Work to be completed: Reproduce every entry that follows word for word, but omit the images.
┌─ Available records
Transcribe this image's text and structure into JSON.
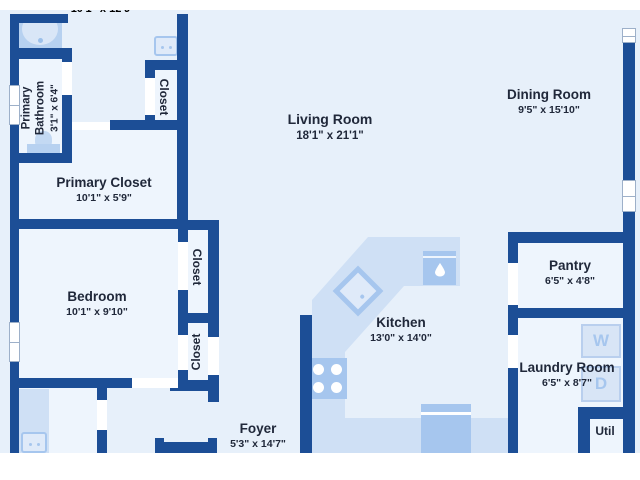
{
  "plan_title": "house floor plan",
  "colors": {
    "wall": "#1c4e96",
    "bg": "#e7f0fa",
    "room": "#eef5fd",
    "counter": "#cfe0f5",
    "appliance": "#a6c6ee",
    "text": "#20283a"
  },
  "rooms": [
    {
      "id": "cutoff-room-top",
      "name": "",
      "dims": "10'1\" x 12'9\""
    },
    {
      "id": "primary-bathroom",
      "name": "Primary Bathroom",
      "name_lines": [
        "Primary",
        "Bathroom"
      ],
      "dims": "3'1\" x 6'4\""
    },
    {
      "id": "closet-top-left",
      "name": "Closet",
      "dims": ""
    },
    {
      "id": "living-room",
      "name": "Living Room",
      "dims": "18'1\" x 21'1\""
    },
    {
      "id": "dining-room",
      "name": "Dining Room",
      "dims": "9'5\" x 15'10\""
    },
    {
      "id": "primary-closet",
      "name": "Primary Closet",
      "dims": "10'1\" x 5'9\""
    },
    {
      "id": "bedroom",
      "name": "Bedroom",
      "dims": "10'1\" x 9'10\""
    },
    {
      "id": "bedroom-closet-upper",
      "name": "Closet",
      "dims": ""
    },
    {
      "id": "bedroom-closet-lower",
      "name": "Closet",
      "dims": ""
    },
    {
      "id": "kitchen",
      "name": "Kitchen",
      "dims": "13'0\" x 14'0\""
    },
    {
      "id": "pantry",
      "name": "Pantry",
      "dims": "6'5\" x 4'8\""
    },
    {
      "id": "laundry-room",
      "name": "Laundry Room",
      "dims": "6'5\" x 8'7\""
    },
    {
      "id": "foyer",
      "name": "Foyer",
      "dims": "5'3\" x 14'7\""
    },
    {
      "id": "util",
      "name": "Util",
      "dims": ""
    }
  ],
  "appliances": {
    "washer": "W",
    "dryer": "D"
  }
}
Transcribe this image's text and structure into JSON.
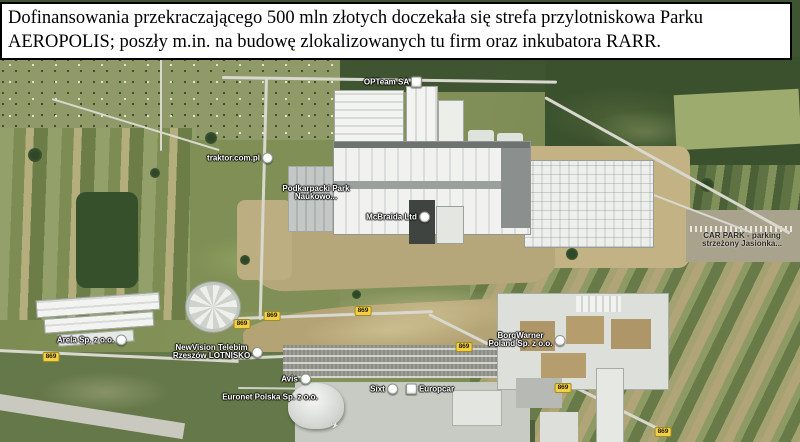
{
  "caption": {
    "line1": "Dofinansowania przekraczającego 500 mln złotych doczekała się strefa przylotniskowa Parku",
    "line2": "AEROPOLIS; poszły m.in. na budowę zlokalizowanych tu firm oraz inkubatora RARR."
  },
  "map": {
    "kind": "satellite-aerial-view",
    "labels": [
      {
        "id": "opteam",
        "line1": "OPTeam SA",
        "icon": "square-poi"
      },
      {
        "id": "traktor",
        "line1": "traktor.com.pl",
        "icon": "circle-poi"
      },
      {
        "id": "podkarpacki-park",
        "line1": "Podkarpacki Park",
        "line2": "Naukowo...",
        "icon": ""
      },
      {
        "id": "mcbraida",
        "line1": "McBraida Ltd",
        "icon": "circle-poi"
      },
      {
        "id": "car-park",
        "line1": "CAR PARK - parking",
        "line2": "strzeżony Jasionka...",
        "icon": ""
      },
      {
        "id": "borgwarner",
        "line1": "BorgWarner",
        "line2": "Poland Sp. z o.o.",
        "icon": "circle-poi"
      },
      {
        "id": "arela",
        "line1": "Arela Sp. z o.o.",
        "icon": "circle-poi"
      },
      {
        "id": "newvision",
        "line1": "NewVision Telebim",
        "line2": "Rzeszów LOTNISKO",
        "icon": "circle-poi"
      },
      {
        "id": "avis",
        "line1": "Avis",
        "icon": "circle-poi"
      },
      {
        "id": "euronet",
        "line1": "Euronet Polska Sp. z o.o.",
        "icon": ""
      },
      {
        "id": "sixt",
        "line1": "Sixt",
        "icon": "circle-poi"
      },
      {
        "id": "europcar",
        "line1": "Europcar",
        "icon": "square-poi"
      }
    ],
    "road_shields": [
      {
        "label": "869"
      },
      {
        "label": "869"
      },
      {
        "label": "869"
      },
      {
        "label": "869"
      },
      {
        "label": "869"
      },
      {
        "label": "869"
      },
      {
        "label": "869"
      }
    ],
    "colors": {
      "shield_bg": "#f2cf43",
      "poi_label_text": "#ffffff",
      "dark_label_text": "#262626",
      "caption_bg": "#ffffff",
      "caption_border": "#000000"
    }
  }
}
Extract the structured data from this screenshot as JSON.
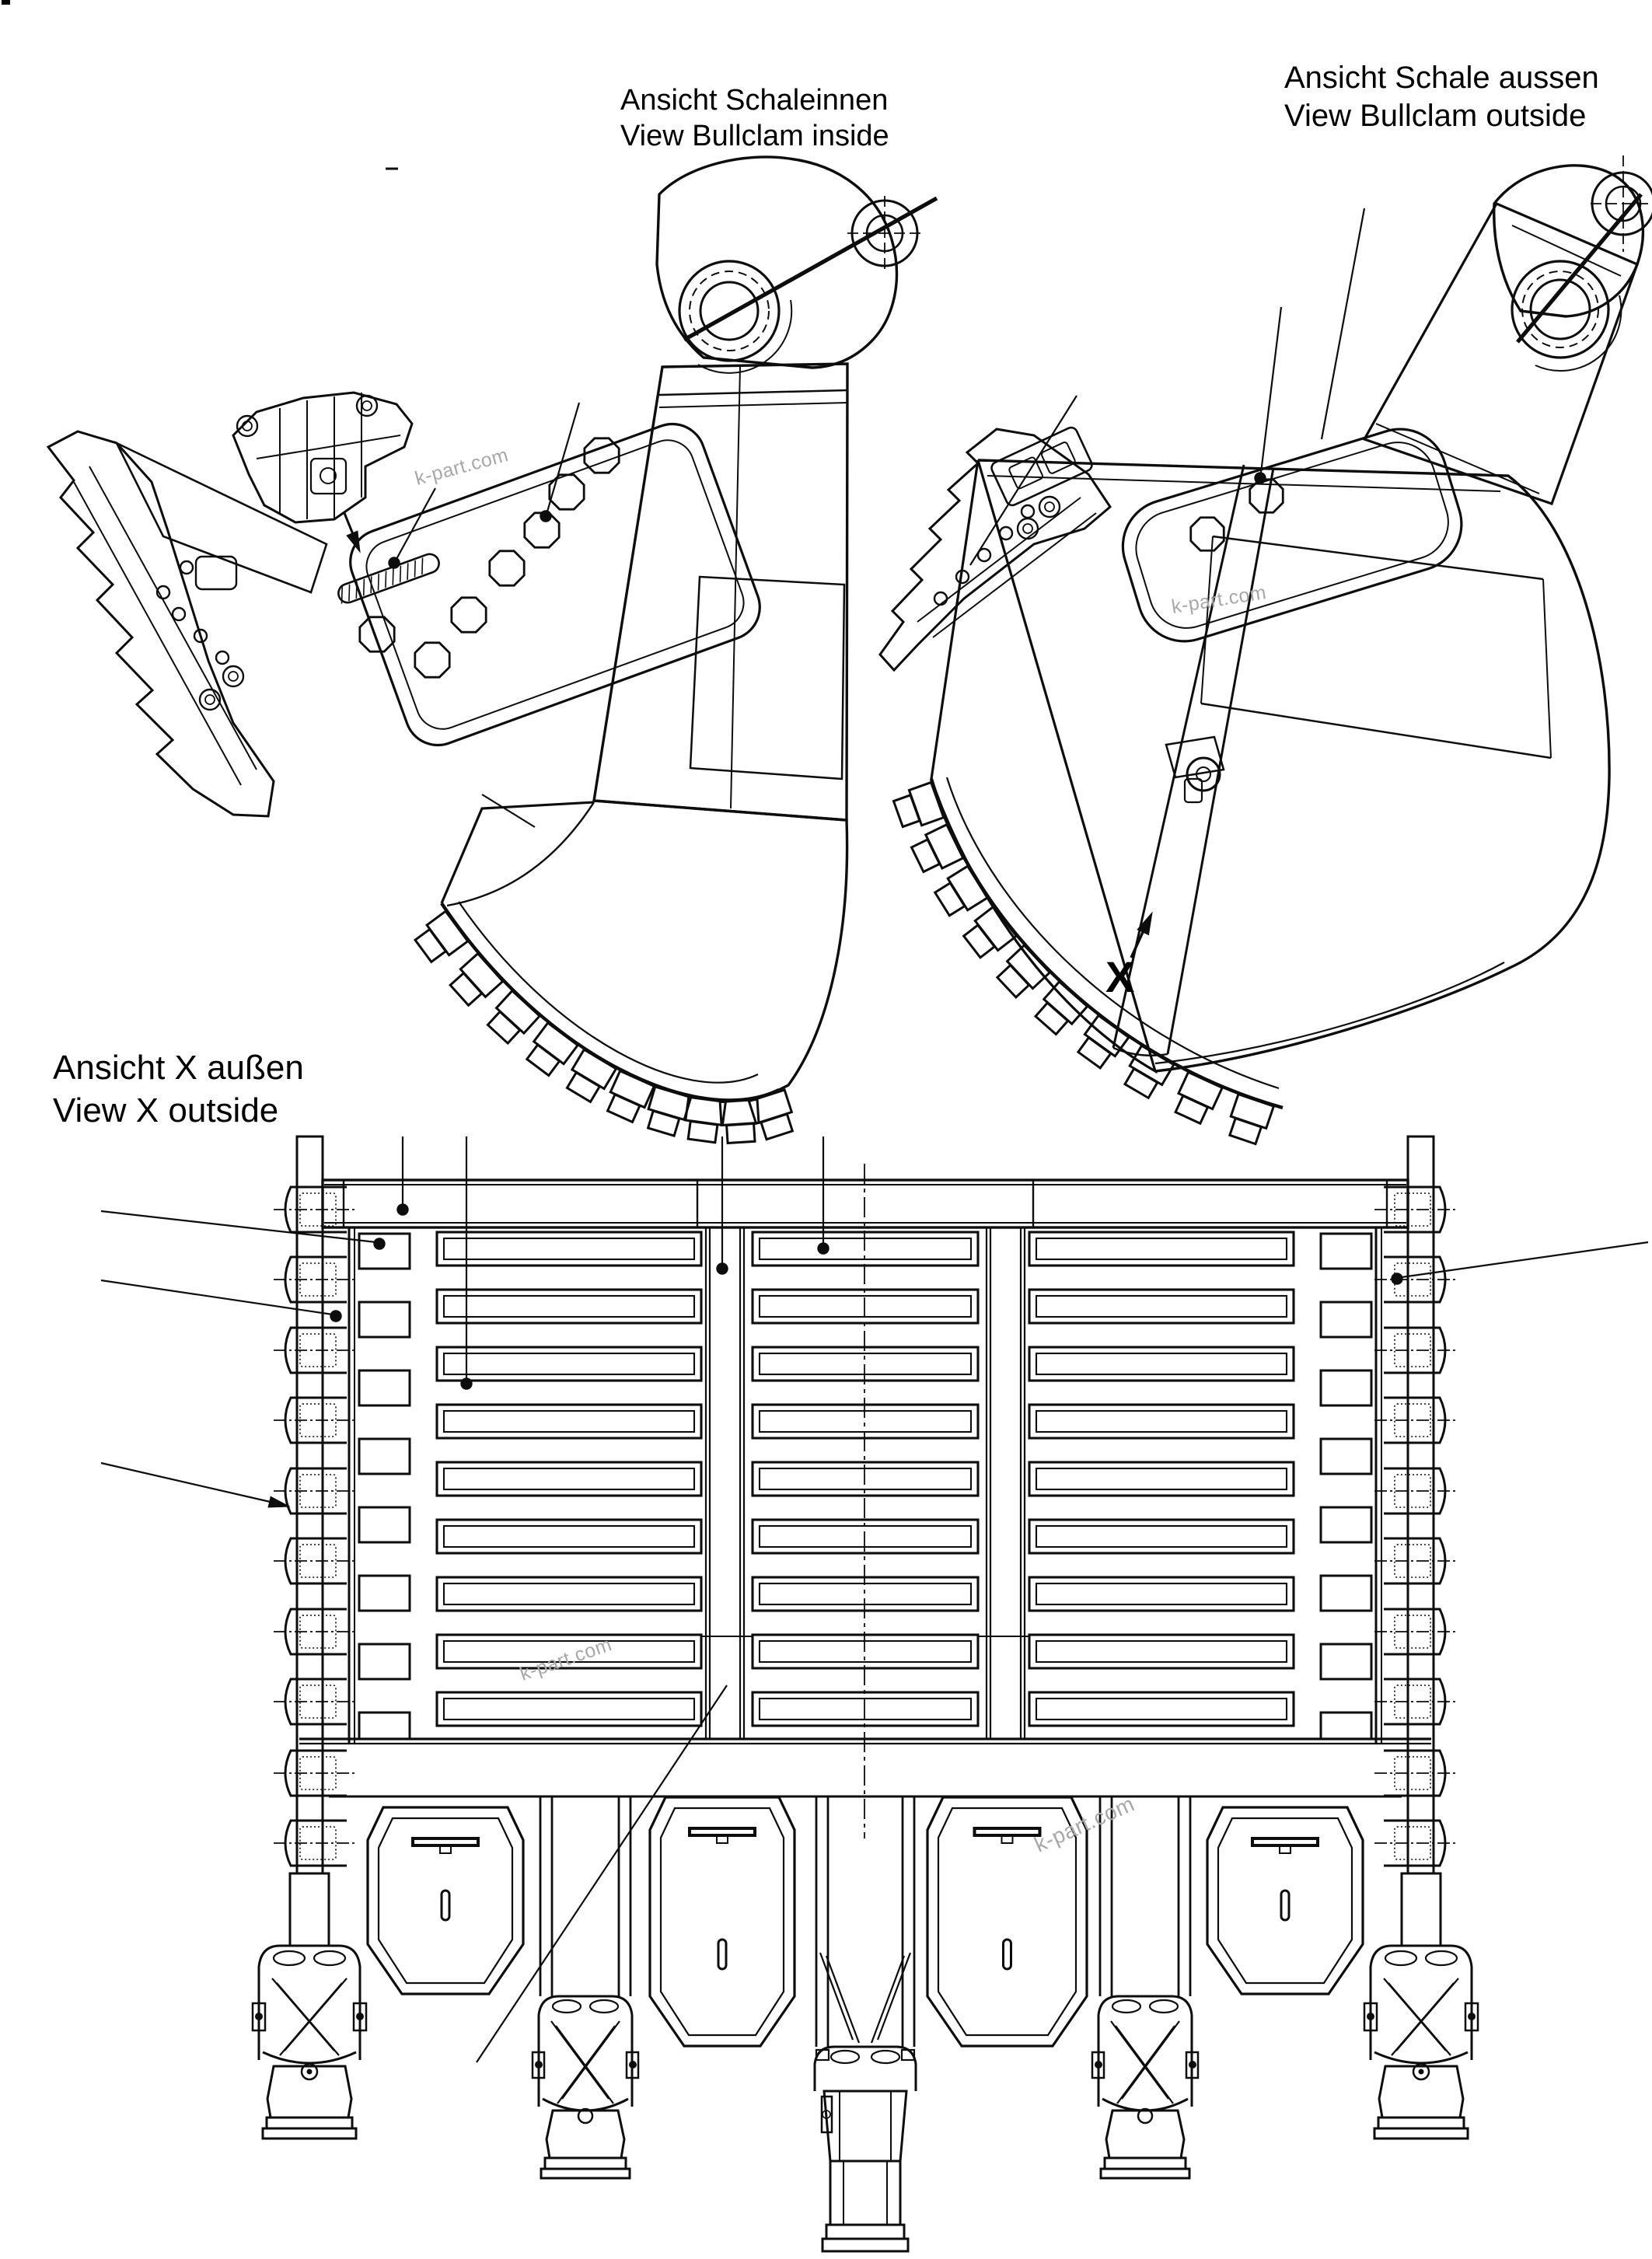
└─
Final result:
Transcribe this image's text and structure into JSON.
{
  "plan_title": "house floor plan",
  "colors": {
    "wall": "#1c4e96",
    "bg": "#e7f0fa",
    "room": "#eef5fd",
    "counter": "#cfe0f5",
    "appliance": "#a6c6ee",
    "text": "#20283a"
  },
  "rooms": [
    {
      "id": "cutoff-room-top",
      "name": "",
      "dims": "10'1\" x 12'9\""
    },
    {
      "id": "primary-bathroom",
      "name": "Primary Bathroom",
      "name_lines": [
        "Primary",
        "Bathroom"
      ],
      "dims": "3'1\" x 6'4\""
    },
    {
      "id": "closet-top-left",
      "name": "Closet",
      "dims": ""
    },
    {
      "id": "living-room",
      "name": "Living Room",
      "dims": "18'1\" x 21'1\""
    },
    {
      "id": "dining-room",
      "name": "Dining Room",
      "dims": "9'5\" x 15'10\""
    },
    {
      "id": "primary-closet",
      "name": "Primary Closet",
      "dims": "10'1\" x 5'9\""
    },
    {
      "id": "bedroom",
      "name": "Bedroom",
      "dims": "10'1\" x 9'10\""
    },
    {
      "id": "bedroom-closet-upper",
      "name": "Closet",
      "dims": ""
    },
    {
      "id": "bedroom-closet-lower",
      "name": "Closet",
      "dims": ""
    },
    {
      "id": "kitchen",
      "name": "Kitchen",
      "dims": "13'0\" x 14'0\""
    },
    {
      "id": "pantry",
      "name": "Pantry",
      "dims": "6'5\" x 4'8\""
    },
    {
      "id": "laundry-room",
      "name": "Laundry Room",
      "dims": "6'5\" x 8'7\""
    },
    {
      "id": "foyer",
      "name": "Foyer",
      "dims": "5'3\" x 14'7\""
    },
    {
      "id": "util",
      "name": "Util",
      "dims": ""
    }
  ],
  "appliances": {
    "washer": "W",
    "dryer": "D"
  }
}
Transcribe this image's text and structure into JSON.
{
  "caption": {
    "line1": "Dofinansowania przekraczającego 500 mln złotych doczekała się strefa przylotniskowa Parku",
    "line2": "AEROPOLIS; poszły m.in. na budowę zlokalizowanych tu firm oraz inkubatora RARR."
  },
  "map": {
    "kind": "satellite-aerial-view",
    "labels": [
      {
        "id": "opteam",
        "line1": "OPTeam SA",
        "icon": "square-poi"
      },
      {
        "id": "traktor",
        "line1": "traktor.com.pl",
        "icon": "circle-poi"
      },
      {
        "id": "podkarpacki-park",
        "line1": "Podkarpacki Park",
        "line2": "Naukowo...",
        "icon": ""
      },
      {
        "id": "mcbraida",
        "line1": "McBraida Ltd",
        "icon": "circle-poi"
      },
      {
        "id": "car-park",
        "line1": "CAR PARK - parking",
        "line2": "strzeżony Jasionka...",
        "icon": ""
      },
      {
        "id": "borgwarner",
        "line1": "BorgWarner",
        "line2": "Poland Sp. z o.o.",
        "icon": "circle-poi"
      },
      {
        "id": "arela",
        "line1": "Arela Sp. z o.o.",
        "icon": "circle-poi"
      },
      {
        "id": "newvision",
        "line1": "NewVision Telebim",
        "line2": "Rzeszów LOTNISKO",
        "icon": "circle-poi"
      },
      {
        "id": "avis",
        "line1": "Avis",
        "icon": "circle-poi"
      },
      {
        "id": "euronet",
        "line1": "Euronet Polska Sp. z o.o.",
        "icon": ""
      },
      {
        "id": "sixt",
        "line1": "Sixt",
        "icon": "circle-poi"
      },
      {
        "id": "europcar",
        "line1": "Europcar",
        "icon": "square-poi"
      }
    ],
    "road_shields": [
      {
        "label": "869"
      },
      {
        "label": "869"
      },
      {
        "label": "869"
      },
      {
        "label": "869"
      },
      {
        "label": "869"
      },
      {
        "label": "869"
      },
      {
        "label": "869"
      }
    ],
    "colors": {
      "shield_bg": "#f2cf43",
      "poi_label_text": "#ffffff",
      "dark_label_text": "#262626",
      "caption_bg": "#ffffff",
      "caption_border": "#000000"
    }
  }
}
Extract the structured data from this screenshot as JSON.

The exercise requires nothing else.